## What the exercise asks
Report how many lines contain the word "事是去有乙", with no other text.
— Start Extracted records —
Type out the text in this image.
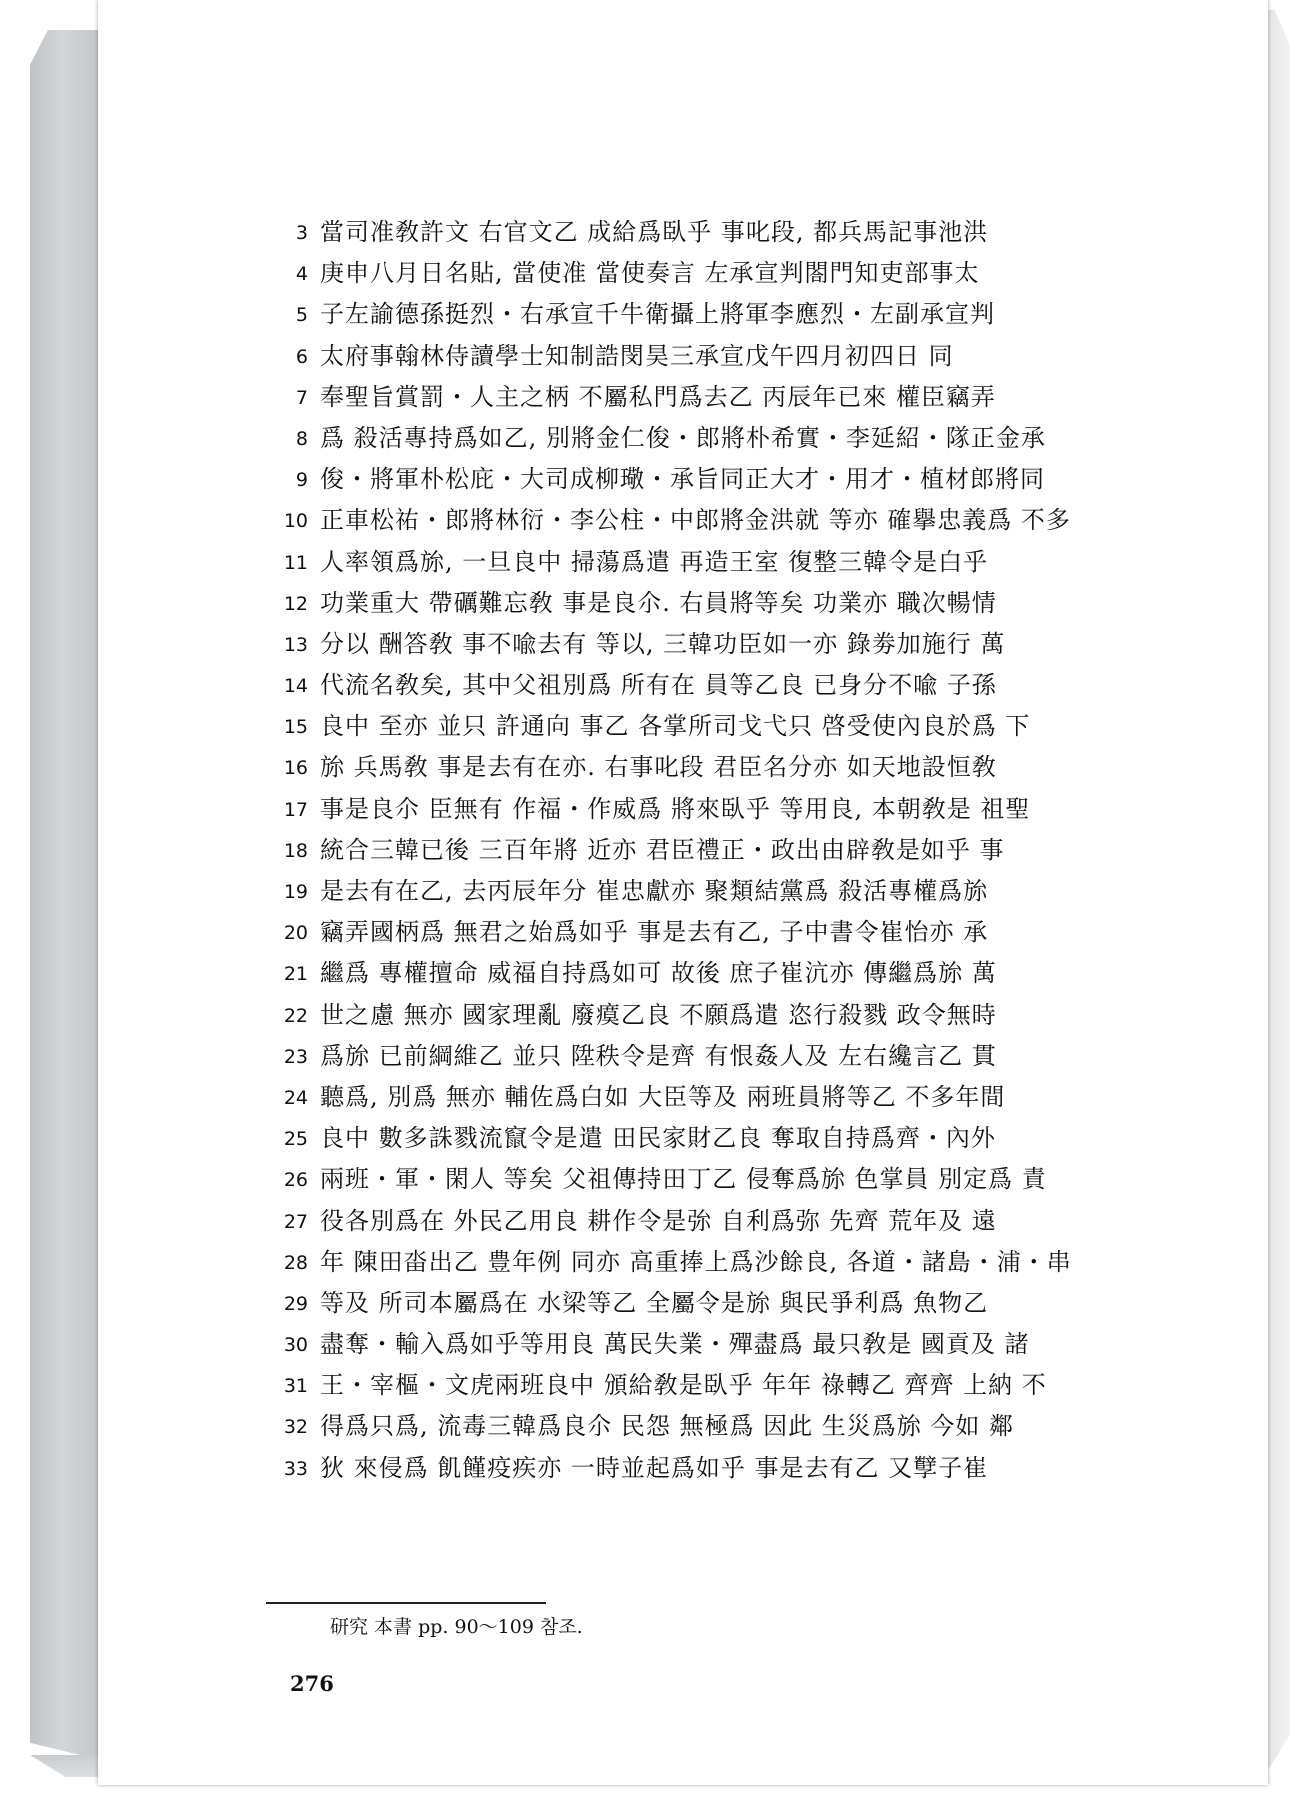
3 當司准敎許文 右官文乙 成給爲臥乎 事叱段, 都兵馬記事池洪
4 庚申八月日名貼, 當使准 當使奏言 左承宣判閤門知吏部事太
5 子左諭德孫挺烈・右承宣千牛衛攝上將軍李應烈・左副承宣判
6 太府事翰林侍讀學士知制誥閔昊三承宣戊午四月初四日 同
7 奉聖旨賞罰・人主之柄 不屬私門爲去乙 丙辰年已來 權臣竊弄
8 爲 殺活專持爲如乙, 別將金仁俊・郎將朴希實・李延紹・隊正金承
9 俊・將軍朴松庇・大司成柳璥・承旨同正大才・用才・植材郎將同
10 正車松祐・郎將林衍・李公柱・中郎將金洪就 等亦 確擧忠義爲 不多
11 人率領爲旀, 一旦良中 掃蕩爲遣 再造王室 復整三韓令是白乎
12 功業重大 帶礪難忘敎 事是良尒. 右員將等矣 功業亦 職次暢情
13 分以 酬答敎 事不喩去有 等以, 三韓功臣如一亦 錄劵加施行 萬
14 代流名敎矣, 其中父祖別爲 所有在 員等乙良 已身分不喩 子孫
15 良中 至亦 並只 許通向 事乙 各掌所司戈弋只 啓受使內良於爲 下
16 旀 兵馬敎 事是去有在亦. 右事叱段 君臣名分亦 如天地設恒敎
17 事是良尒 臣無有 作福・作威爲 將來臥乎 等用良, 本朝敎是 祖聖
18 統合三韓已後 三百年將 近亦 君臣禮正・政出由辟敎是如乎 事
19 是去有在乙, 去丙辰年分 崔忠獻亦 聚類結黨爲 殺活專權爲旀
20 竊弄國柄爲 無君之始爲如乎 事是去有乙, 子中書令崔怡亦 承
21 繼爲 專權擅命 威福自持爲如可 故後 庶子崔沆亦 傳繼爲旀 萬
22 世之慮 無亦 國家理亂 廢瘼乙良 不願爲遣 恣行殺戮 政令無時
23 爲旀 已前綱維乙 並只 陞秩令是齊 有恨姦人及 左右纔言乙 貫
24 聽爲, 別爲 無亦 輔佐爲白如 大臣等及 兩班員將等乙 不多年間
25 良中 數多誅戮流竄令是遣 田民家財乙良 奪取自持爲齊・內外
26 兩班・軍・閑人 等矣 父祖傳持田丁乙 侵奪爲旀 色掌員 別定爲 責
27 役各別爲在 外民乙用良 耕作令是㢱 自利爲弥 先齊 荒年及 遠
28 年 陳田畓出乙 豊年例 同亦 高重捧上爲沙餘良, 各道・諸島・浦・串
29 等及 所司本屬爲在 水梁等乙 全屬令是旀 與民爭利爲 魚物乙
30 盡奪・輸入爲如乎等用良 萬民失業・殫盡爲 最只敎是 國貢及 諸
31 王・宰樞・文虎兩班良中 頒給敎是臥乎 年年 祿轉乙 齊齊 上納 不
32 得爲只爲, 流毒三韓爲良尒 民怨 無極爲 因此 生災爲旀 今如 鄰
33 狄 來侵爲 飢饉疫疾亦 一時並起爲如乎 事是去有乙 又孼子崔
研究 本書 pp. 90〜109 참조.
276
— End Extracted records —
## Response for this exercise
2